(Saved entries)
------------------------------
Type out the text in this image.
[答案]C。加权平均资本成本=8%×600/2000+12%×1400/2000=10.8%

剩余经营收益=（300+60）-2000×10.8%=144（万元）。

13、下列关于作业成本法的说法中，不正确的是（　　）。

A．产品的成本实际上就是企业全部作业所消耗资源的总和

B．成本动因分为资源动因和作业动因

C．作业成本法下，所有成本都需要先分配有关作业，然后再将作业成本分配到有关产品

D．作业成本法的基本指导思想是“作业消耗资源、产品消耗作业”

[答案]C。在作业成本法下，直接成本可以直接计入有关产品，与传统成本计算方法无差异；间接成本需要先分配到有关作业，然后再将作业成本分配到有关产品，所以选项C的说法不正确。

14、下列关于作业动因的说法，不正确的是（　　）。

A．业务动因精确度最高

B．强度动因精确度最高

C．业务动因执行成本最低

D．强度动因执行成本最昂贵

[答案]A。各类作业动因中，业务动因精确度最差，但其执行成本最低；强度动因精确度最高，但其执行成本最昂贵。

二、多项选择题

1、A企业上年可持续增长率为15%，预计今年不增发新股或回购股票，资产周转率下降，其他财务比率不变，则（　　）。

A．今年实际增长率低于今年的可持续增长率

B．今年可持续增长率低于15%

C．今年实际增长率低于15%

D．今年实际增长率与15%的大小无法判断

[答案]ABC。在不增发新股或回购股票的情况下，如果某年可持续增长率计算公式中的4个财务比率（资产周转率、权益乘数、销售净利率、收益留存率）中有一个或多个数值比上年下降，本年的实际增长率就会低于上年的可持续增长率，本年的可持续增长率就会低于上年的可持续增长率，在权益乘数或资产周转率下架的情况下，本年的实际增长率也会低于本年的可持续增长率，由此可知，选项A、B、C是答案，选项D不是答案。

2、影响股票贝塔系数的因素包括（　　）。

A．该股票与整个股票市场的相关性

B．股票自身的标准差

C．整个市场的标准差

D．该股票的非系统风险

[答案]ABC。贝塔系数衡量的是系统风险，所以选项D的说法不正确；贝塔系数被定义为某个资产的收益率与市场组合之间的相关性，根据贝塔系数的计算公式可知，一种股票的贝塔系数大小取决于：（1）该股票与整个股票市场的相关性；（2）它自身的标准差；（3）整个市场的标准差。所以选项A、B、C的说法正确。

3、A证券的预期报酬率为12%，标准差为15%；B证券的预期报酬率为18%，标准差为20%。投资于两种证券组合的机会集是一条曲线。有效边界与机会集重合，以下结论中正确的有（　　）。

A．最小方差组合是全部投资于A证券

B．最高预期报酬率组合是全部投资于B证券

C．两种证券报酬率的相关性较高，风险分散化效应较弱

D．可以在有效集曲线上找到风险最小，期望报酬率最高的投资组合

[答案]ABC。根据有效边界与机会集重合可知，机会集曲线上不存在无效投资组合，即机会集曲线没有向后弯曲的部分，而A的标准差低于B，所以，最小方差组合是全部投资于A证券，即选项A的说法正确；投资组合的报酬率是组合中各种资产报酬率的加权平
------------------------------
▶ EXERCISE TASK:
Write out the full listing, keeping every line exactly as it is.

▶ SOLUTION FOR THIS PROBLEM:
Type out the text in this image.
[答案]C。加权平均资本成本=8%×600/2000+12%×1400/2000=10.8%

剩余经营收益=（300+60）-2000×10.8%=144（万元）。

13、下列关于作业成本法的说法中，不正确的是（　　）。

A．产品的成本实际上就是企业全部作业所消耗资源的总和

B．成本动因分为资源动因和作业动因

C．作业成本法下，所有成本都需要先分配有关作业，然后再将作业成本分配到有关产品

D．作业成本法的基本指导思想是“作业消耗资源、产品消耗作业”

[答案]C。在作业成本法下，直接成本可以直接计入有关产品，与传统成本计算方法无差异；间接成本需要先分配到有关作业，然后再将作业成本分配到有关产品，所以选项C的说法不正确。

14、下列关于作业动因的说法，不正确的是（　　）。

A．业务动因精确度最高

B．强度动因精确度最高

C．业务动因执行成本最低

D．强度动因执行成本最昂贵

[答案]A。各类作业动因中，业务动因精确度最差，但其执行成本最低；强度动因精确度最高，但其执行成本最昂贵。

二、多项选择题

1、A企业上年可持续增长率为15%，预计今年不增发新股或回购股票，资产周转率下降，其他财务比率不变，则（　　）。

A．今年实际增长率低于今年的可持续增长率

B．今年可持续增长率低于15%

C．今年实际增长率低于15%

D．今年实际增长率与15%的大小无法判断

[答案]ABC。在不增发新股或回购股票的情况下，如果某年可持续增长率计算公式中的4个财务比率（资产周转率、权益乘数、销售净利率、收益留存率）中有一个或多个数值比上年下降，本年的实际增长率就会低于上年的可持续增长率，本年的可持续增长率就会低于上年的可持续增长率，在权益乘数或资产周转率下架的情况下，本年的实际增长率也会低于本年的可持续增长率，由此可知，选项A、B、C是答案，选项D不是答案。

2、影响股票贝塔系数的因素包括（　　）。

A．该股票与整个股票市场的相关性

B．股票自身的标准差

C．整个市场的标准差

D．该股票的非系统风险

[答案]ABC。贝塔系数衡量的是系统风险，所以选项D的说法不正确；贝塔系数被定义为某个资产的收益率与市场组合之间的相关性，根据贝塔系数的计算公式可知，一种股票的贝塔系数大小取决于：（1）该股票与整个股票市场的相关性；（2）它自身的标准差；（3）整个市场的标准差。所以选项A、B、C的说法正确。

3、A证券的预期报酬率为12%，标准差为15%；B证券的预期报酬率为18%，标准差为20%。投资于两种证券组合的机会集是一条曲线。有效边界与机会集重合，以下结论中正确的有（　　）。

A．最小方差组合是全部投资于A证券

B．最高预期报酬率组合是全部投资于B证券

C．两种证券报酬率的相关性较高，风险分散化效应较弱

D．可以在有效集曲线上找到风险最小，期望报酬率最高的投资组合

[答案]ABC。根据有效边界与机会集重合可知，机会集曲线上不存在无效投资组合，即机会集曲线没有向后弯曲的部分，而A的标准差低于B，所以，最小方差组合是全部投资于A证券，即选项A的说法正确；投资组合的报酬率是组合中各种资产报酬率的加权平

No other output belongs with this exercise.